What to do: Please count the lines in the material below that contain the string "Ansiktsprioritet", where case counts, and give only that number.

Data in this exercise:
-- START --

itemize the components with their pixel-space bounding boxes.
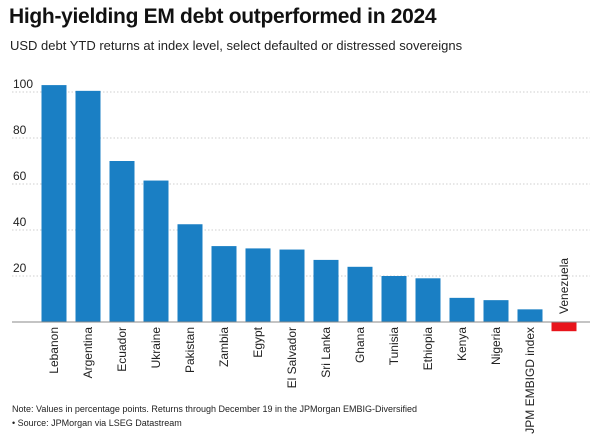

-- END --
-- START --

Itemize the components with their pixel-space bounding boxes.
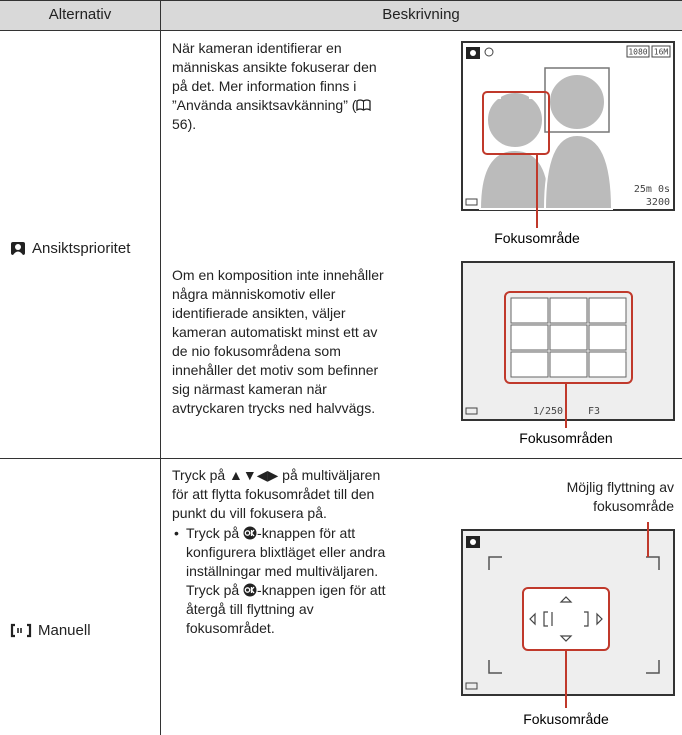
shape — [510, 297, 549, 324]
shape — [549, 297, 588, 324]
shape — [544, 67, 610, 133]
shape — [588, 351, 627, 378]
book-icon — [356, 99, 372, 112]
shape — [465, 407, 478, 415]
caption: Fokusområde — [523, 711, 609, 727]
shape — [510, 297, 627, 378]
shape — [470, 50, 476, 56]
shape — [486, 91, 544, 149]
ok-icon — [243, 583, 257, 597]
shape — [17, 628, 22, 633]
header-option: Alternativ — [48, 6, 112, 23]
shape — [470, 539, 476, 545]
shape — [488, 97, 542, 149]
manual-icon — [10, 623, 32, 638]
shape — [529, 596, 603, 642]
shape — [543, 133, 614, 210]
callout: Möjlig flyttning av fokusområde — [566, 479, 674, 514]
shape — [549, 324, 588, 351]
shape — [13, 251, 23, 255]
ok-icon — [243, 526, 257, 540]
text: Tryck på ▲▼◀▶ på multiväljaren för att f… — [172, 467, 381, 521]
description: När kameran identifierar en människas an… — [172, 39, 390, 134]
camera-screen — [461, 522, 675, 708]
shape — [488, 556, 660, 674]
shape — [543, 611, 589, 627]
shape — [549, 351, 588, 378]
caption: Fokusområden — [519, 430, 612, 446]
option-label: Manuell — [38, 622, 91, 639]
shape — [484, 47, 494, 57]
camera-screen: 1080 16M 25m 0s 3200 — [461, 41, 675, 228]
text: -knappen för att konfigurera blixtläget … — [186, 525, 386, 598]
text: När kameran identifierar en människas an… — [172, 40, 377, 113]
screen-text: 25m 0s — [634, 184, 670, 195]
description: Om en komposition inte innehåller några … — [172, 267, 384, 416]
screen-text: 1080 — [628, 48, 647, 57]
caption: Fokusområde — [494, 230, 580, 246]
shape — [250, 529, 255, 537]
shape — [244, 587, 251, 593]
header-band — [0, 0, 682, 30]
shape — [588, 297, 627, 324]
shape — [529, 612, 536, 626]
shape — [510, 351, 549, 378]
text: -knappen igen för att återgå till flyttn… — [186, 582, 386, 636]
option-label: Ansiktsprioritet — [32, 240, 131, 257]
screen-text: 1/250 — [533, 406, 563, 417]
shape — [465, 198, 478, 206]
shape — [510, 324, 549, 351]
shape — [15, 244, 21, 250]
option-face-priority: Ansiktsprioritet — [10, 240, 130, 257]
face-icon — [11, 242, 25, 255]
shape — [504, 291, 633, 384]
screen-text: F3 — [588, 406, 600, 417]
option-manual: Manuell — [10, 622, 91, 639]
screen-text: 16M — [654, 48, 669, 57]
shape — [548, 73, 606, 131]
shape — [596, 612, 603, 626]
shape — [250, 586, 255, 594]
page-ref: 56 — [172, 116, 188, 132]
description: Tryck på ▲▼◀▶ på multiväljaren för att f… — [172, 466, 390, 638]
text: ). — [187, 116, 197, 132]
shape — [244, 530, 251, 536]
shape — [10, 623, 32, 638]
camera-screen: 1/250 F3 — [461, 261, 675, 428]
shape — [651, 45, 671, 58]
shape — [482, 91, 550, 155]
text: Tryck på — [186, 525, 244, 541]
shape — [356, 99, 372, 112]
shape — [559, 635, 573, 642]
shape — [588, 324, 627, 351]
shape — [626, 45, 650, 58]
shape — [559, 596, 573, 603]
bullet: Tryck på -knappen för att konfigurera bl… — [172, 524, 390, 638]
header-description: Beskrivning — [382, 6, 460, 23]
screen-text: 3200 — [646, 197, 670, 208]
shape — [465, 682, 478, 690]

-- END --

Answer: 2